- What you need to do: Copy out the listing that follows, exact in every word, and skip the images.

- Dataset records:
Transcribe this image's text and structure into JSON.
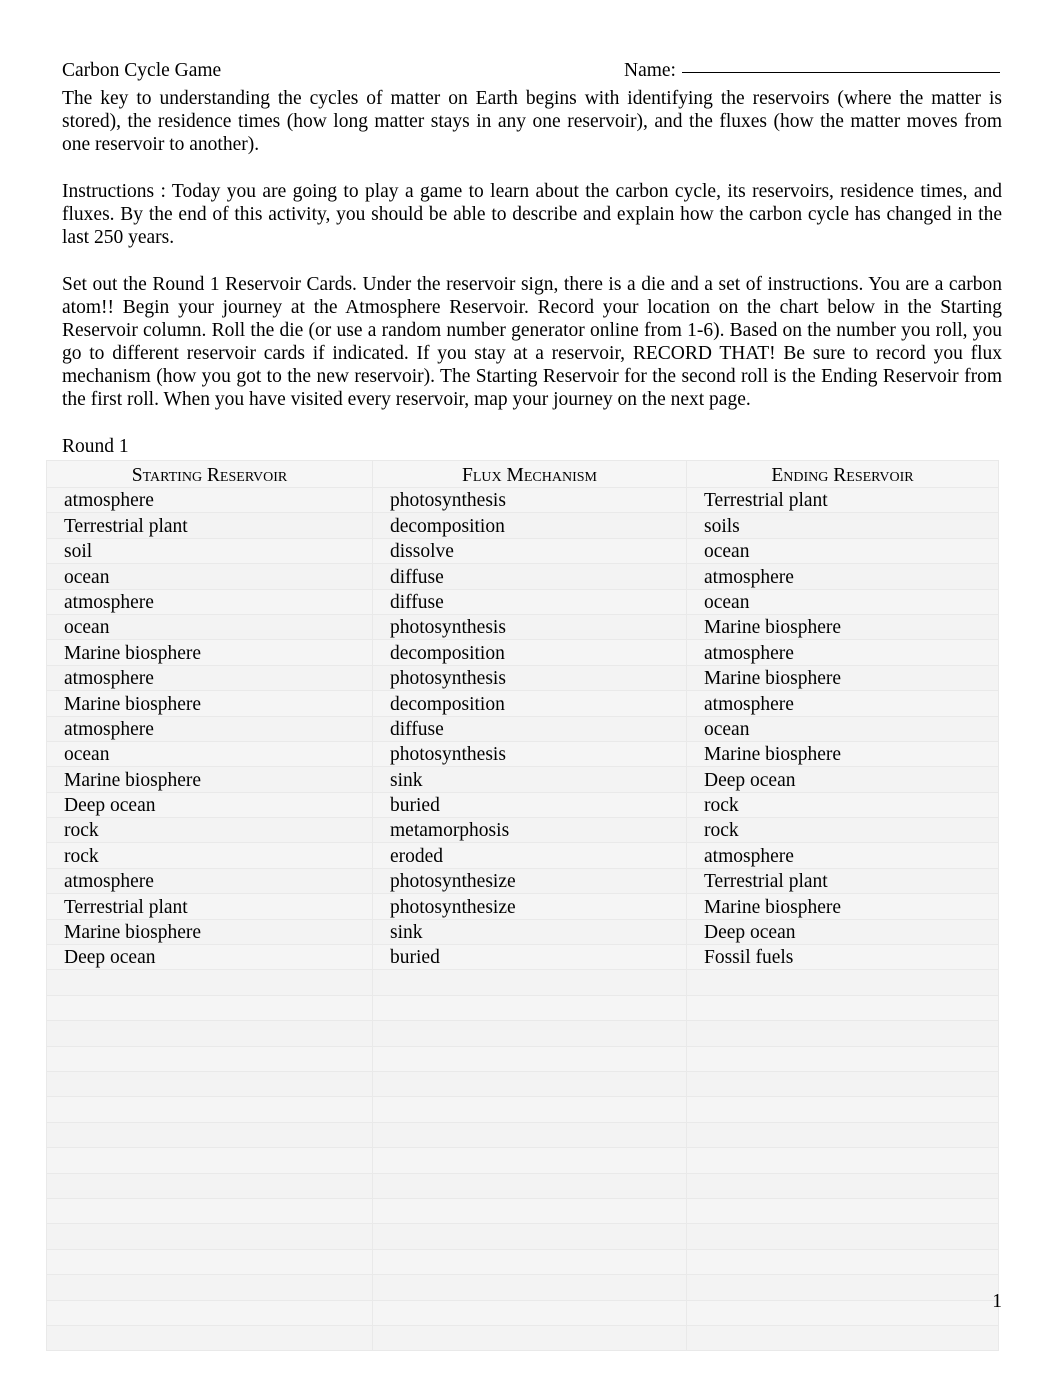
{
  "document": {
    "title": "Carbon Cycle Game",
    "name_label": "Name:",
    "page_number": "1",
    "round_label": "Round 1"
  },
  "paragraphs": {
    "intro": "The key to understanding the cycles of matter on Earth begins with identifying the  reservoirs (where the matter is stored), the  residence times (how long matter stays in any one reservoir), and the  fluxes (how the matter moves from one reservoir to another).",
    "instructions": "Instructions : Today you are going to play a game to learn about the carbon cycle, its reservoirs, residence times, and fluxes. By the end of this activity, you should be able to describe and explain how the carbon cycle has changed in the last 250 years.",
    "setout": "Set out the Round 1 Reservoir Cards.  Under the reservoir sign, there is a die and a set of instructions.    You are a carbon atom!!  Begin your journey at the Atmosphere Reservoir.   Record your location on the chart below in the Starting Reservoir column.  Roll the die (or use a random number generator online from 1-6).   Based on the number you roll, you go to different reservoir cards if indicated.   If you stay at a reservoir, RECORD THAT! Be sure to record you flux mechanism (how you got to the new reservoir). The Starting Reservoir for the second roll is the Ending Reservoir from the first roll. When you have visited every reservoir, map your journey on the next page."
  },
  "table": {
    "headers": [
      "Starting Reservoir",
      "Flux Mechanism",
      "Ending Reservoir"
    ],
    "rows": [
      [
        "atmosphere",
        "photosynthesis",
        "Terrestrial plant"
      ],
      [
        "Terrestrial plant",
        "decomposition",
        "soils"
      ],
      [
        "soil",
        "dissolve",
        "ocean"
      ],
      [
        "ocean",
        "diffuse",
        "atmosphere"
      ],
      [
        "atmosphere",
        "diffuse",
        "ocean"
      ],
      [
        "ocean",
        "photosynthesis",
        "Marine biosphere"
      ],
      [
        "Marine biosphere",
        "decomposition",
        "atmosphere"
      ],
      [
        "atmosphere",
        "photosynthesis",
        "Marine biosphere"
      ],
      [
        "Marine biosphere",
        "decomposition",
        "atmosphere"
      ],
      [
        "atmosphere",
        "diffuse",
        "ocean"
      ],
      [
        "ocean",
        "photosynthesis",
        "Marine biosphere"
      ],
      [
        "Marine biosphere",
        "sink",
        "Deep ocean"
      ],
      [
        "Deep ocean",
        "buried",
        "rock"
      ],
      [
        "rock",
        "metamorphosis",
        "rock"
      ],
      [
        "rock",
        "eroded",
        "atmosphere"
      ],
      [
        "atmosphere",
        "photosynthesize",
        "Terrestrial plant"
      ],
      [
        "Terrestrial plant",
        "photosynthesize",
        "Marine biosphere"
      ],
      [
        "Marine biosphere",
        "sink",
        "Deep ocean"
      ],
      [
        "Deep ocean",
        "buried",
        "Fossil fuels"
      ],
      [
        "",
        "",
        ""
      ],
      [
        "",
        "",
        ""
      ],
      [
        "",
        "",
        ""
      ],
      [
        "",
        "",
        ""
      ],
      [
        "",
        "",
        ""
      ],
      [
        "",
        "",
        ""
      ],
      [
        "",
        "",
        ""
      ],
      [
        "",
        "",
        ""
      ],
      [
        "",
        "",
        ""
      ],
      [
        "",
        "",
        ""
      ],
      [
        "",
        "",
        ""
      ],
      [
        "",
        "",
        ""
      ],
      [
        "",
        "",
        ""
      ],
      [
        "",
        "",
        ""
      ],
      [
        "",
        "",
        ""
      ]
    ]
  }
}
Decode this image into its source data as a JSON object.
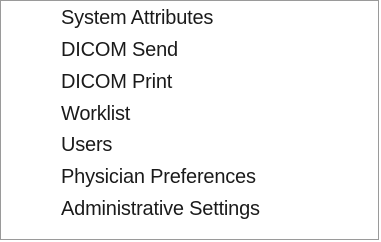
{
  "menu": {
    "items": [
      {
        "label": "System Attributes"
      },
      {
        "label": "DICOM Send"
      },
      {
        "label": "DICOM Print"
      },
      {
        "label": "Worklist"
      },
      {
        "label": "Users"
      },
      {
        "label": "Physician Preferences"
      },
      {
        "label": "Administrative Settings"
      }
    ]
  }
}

- Exercise output:
Transcribe this image's text and structure into JSON.
{
  "document": {
    "title": "Carbon Cycle Game",
    "name_label": "Name:",
    "page_number": "1",
    "round_label": "Round 1"
  },
  "paragraphs": {
    "intro": "The key to understanding the cycles of matter on Earth begins with identifying the  reservoirs (where the matter is stored), the  residence times (how long matter stays in any one reservoir), and the  fluxes (how the matter moves from one reservoir to another).",
    "instructions": "Instructions : Today you are going to play a game to learn about the carbon cycle, its reservoirs, residence times, and fluxes. By the end of this activity, you should be able to describe and explain how the carbon cycle has changed in the last 250 years.",
    "setout": "Set out the Round 1 Reservoir Cards.  Under the reservoir sign, there is a die and a set of instructions.    You are a carbon atom!!  Begin your journey at the Atmosphere Reservoir.   Record your location on the chart below in the Starting Reservoir column.  Roll the die (or use a random number generator online from 1-6).   Based on the number you roll, you go to different reservoir cards if indicated.   If you stay at a reservoir, RECORD THAT! Be sure to record you flux mechanism (how you got to the new reservoir). The Starting Reservoir for the second roll is the Ending Reservoir from the first roll. When you have visited every reservoir, map your journey on the next page."
  },
  "table": {
    "headers": [
      "Starting Reservoir",
      "Flux Mechanism",
      "Ending Reservoir"
    ],
    "rows": [
      [
        "atmosphere",
        "photosynthesis",
        "Terrestrial plant"
      ],
      [
        "Terrestrial plant",
        "decomposition",
        "soils"
      ],
      [
        "soil",
        "dissolve",
        "ocean"
      ],
      [
        "ocean",
        "diffuse",
        "atmosphere"
      ],
      [
        "atmosphere",
        "diffuse",
        "ocean"
      ],
      [
        "ocean",
        "photosynthesis",
        "Marine biosphere"
      ],
      [
        "Marine biosphere",
        "decomposition",
        "atmosphere"
      ],
      [
        "atmosphere",
        "photosynthesis",
        "Marine biosphere"
      ],
      [
        "Marine biosphere",
        "decomposition",
        "atmosphere"
      ],
      [
        "atmosphere",
        "diffuse",
        "ocean"
      ],
      [
        "ocean",
        "photosynthesis",
        "Marine biosphere"
      ],
      [
        "Marine biosphere",
        "sink",
        "Deep ocean"
      ],
      [
        "Deep ocean",
        "buried",
        "rock"
      ],
      [
        "rock",
        "metamorphosis",
        "rock"
      ],
      [
        "rock",
        "eroded",
        "atmosphere"
      ],
      [
        "atmosphere",
        "photosynthesize",
        "Terrestrial plant"
      ],
      [
        "Terrestrial plant",
        "photosynthesize",
        "Marine biosphere"
      ],
      [
        "Marine biosphere",
        "sink",
        "Deep ocean"
      ],
      [
        "Deep ocean",
        "buried",
        "Fossil fuels"
      ],
      [
        "",
        "",
        ""
      ],
      [
        "",
        "",
        ""
      ],
      [
        "",
        "",
        ""
      ],
      [
        "",
        "",
        ""
      ],
      [
        "",
        "",
        ""
      ],
      [
        "",
        "",
        ""
      ],
      [
        "",
        "",
        ""
      ],
      [
        "",
        "",
        ""
      ],
      [
        "",
        "",
        ""
      ],
      [
        "",
        "",
        ""
      ],
      [
        "",
        "",
        ""
      ],
      [
        "",
        "",
        ""
      ],
      [
        "",
        "",
        ""
      ],
      [
        "",
        "",
        ""
      ],
      [
        "",
        "",
        ""
      ]
    ]
  }
}
Decode this image into its source data as a JSON object.
{
  "menu": {
    "items": [
      {
        "label": "System Attributes"
      },
      {
        "label": "DICOM Send"
      },
      {
        "label": "DICOM Print"
      },
      {
        "label": "Worklist"
      },
      {
        "label": "Users"
      },
      {
        "label": "Physician Preferences"
      },
      {
        "label": "Administrative Settings"
      }
    ]
  }
}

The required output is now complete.